→ WORK TASK
An exact, complete copy of the data is all that is needed.

================

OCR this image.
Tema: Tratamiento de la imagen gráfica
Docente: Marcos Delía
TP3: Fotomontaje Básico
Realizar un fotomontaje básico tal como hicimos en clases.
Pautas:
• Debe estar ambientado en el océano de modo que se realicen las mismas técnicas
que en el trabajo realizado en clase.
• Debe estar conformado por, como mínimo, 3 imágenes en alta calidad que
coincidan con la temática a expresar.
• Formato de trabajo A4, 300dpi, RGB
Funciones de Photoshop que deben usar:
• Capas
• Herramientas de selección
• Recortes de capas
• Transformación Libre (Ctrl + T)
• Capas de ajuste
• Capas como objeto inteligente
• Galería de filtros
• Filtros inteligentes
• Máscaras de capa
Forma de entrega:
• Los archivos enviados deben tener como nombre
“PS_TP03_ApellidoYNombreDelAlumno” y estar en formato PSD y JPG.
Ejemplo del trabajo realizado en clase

================

→ RESPONSE TO THIS TASK
OCR this image.
Tema: Tratamiento de la imagen gráfica
Docente: Marcos Delía
TP3: Fotomontaje Básico
Realizar un fotomontaje básico tal como hicimos en clases.
Pautas:
• Debe estar ambientado en el océano de modo que se realicen las mismas técnicas
que en el trabajo realizado en clase.
• Debe estar conformado por, como mínimo, 3 imágenes en alta calidad que
coincidan con la temática a expresar.
• Formato de trabajo A4, 300dpi, RGB
Funciones de Photoshop que deben usar:
• Capas
• Herramientas de selección
• Recortes de capas
• Transformación Libre (Ctrl + T)
• Capas de ajuste
• Capas como objeto inteligente
• Galería de filtros
• Filtros inteligentes
• Máscaras de capa
Forma de entrega:
• Los archivos enviados deben tener como nombre
“PS_TP03_ApellidoYNombreDelAlumno” y estar en formato PSD y JPG.
Ejemplo del trabajo realizado en clase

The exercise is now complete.